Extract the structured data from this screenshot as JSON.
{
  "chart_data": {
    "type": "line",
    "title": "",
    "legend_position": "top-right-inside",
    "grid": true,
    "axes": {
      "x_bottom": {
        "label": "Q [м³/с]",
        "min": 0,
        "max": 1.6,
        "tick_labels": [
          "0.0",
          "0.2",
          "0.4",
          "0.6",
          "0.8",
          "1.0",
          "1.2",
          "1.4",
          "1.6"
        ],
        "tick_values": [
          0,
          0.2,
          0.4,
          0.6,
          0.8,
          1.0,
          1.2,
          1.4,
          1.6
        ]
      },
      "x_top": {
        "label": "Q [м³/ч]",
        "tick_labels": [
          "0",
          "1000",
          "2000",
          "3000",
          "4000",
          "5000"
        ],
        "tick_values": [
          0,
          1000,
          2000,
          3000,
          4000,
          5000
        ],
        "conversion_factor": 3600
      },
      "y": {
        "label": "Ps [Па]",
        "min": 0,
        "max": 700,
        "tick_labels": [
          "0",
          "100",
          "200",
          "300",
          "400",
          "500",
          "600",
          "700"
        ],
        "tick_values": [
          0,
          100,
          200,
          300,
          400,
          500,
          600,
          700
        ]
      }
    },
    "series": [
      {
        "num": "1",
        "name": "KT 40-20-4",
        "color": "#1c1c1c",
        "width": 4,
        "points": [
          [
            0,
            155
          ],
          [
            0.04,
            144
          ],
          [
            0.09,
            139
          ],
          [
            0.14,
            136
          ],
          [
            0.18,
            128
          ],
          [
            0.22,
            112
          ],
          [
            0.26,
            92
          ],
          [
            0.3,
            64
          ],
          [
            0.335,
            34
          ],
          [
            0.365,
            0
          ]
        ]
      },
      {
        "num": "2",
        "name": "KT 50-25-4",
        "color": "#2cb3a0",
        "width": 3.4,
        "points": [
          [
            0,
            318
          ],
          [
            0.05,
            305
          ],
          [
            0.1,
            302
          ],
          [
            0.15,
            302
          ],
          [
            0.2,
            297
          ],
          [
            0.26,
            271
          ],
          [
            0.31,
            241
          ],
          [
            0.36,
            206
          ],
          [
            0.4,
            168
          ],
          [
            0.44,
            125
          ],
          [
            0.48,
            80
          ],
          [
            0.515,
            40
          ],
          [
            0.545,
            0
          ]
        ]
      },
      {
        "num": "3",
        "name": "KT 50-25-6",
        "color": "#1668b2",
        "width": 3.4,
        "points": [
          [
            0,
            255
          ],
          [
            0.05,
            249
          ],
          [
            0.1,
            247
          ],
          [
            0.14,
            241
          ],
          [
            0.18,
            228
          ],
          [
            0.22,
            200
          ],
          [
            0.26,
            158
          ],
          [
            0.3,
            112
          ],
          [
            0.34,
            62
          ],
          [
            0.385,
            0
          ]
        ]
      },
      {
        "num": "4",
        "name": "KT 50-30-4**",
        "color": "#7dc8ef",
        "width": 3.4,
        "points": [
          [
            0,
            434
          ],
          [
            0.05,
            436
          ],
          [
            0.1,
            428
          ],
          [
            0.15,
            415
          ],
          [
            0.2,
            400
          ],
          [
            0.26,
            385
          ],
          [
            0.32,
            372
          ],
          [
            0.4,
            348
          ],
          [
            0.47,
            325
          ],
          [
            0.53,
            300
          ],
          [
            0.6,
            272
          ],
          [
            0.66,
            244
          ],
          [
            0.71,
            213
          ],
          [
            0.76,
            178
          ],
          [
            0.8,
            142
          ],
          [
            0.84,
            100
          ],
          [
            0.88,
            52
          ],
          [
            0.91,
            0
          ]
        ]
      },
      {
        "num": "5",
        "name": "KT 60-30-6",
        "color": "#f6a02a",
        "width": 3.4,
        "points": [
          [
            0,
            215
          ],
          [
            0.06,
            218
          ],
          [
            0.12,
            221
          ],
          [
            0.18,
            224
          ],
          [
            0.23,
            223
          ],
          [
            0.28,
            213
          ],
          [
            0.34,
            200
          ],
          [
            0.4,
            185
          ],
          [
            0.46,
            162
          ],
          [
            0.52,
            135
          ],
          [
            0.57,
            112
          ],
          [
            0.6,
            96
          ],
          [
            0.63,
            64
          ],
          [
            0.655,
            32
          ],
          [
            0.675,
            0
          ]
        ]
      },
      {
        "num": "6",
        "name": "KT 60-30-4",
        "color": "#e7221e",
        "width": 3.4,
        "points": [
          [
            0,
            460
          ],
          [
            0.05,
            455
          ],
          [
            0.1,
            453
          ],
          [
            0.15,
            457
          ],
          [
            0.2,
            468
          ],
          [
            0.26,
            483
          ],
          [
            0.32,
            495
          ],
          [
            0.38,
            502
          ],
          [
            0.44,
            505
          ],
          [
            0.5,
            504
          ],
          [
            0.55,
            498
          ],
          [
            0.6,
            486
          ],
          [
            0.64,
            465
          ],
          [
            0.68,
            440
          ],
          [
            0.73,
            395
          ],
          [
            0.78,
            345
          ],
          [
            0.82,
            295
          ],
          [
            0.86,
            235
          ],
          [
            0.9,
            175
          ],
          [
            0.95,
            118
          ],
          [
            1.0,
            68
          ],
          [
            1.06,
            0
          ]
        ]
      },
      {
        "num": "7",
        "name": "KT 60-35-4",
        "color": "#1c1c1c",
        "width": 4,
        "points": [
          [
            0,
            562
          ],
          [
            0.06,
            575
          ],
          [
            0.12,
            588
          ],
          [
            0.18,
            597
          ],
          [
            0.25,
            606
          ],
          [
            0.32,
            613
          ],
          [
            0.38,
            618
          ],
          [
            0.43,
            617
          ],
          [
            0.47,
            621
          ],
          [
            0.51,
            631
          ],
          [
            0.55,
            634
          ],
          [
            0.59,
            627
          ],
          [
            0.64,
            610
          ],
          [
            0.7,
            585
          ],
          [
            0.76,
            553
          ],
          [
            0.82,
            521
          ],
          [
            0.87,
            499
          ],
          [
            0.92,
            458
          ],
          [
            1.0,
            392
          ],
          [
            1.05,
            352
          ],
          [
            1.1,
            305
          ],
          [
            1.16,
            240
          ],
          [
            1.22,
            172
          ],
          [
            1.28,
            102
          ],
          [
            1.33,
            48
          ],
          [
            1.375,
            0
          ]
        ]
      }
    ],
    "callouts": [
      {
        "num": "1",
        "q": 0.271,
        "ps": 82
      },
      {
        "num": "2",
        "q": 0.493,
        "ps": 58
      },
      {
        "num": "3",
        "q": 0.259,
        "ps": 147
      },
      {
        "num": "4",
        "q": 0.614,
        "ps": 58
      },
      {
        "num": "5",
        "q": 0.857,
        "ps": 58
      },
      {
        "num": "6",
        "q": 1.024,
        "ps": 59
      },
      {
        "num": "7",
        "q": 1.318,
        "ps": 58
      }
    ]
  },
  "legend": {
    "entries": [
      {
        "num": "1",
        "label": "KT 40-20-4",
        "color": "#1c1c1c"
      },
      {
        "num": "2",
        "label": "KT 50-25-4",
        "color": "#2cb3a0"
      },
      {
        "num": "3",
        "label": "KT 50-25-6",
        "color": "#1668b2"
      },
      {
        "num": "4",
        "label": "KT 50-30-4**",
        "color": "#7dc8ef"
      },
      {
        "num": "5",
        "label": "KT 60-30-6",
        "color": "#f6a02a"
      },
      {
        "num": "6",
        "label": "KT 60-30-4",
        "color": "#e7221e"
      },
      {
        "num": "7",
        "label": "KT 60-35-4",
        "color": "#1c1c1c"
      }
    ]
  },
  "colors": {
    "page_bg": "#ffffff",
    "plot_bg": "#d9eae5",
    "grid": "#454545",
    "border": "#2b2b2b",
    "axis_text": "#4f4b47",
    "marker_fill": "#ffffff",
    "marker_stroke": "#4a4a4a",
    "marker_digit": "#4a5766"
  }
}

> [Task]: From the entries above, return each line with the word "name" in it.

> [Answer to this task]:
        "name": "KT 40-20-4",
        "name": "KT 50-25-4",
        "name": "KT 50-25-6",
        "name": "KT 50-30-4**",
        "name": "KT 60-30-6",
        "name": "KT 60-30-4",
        "name": "KT 60-35-4",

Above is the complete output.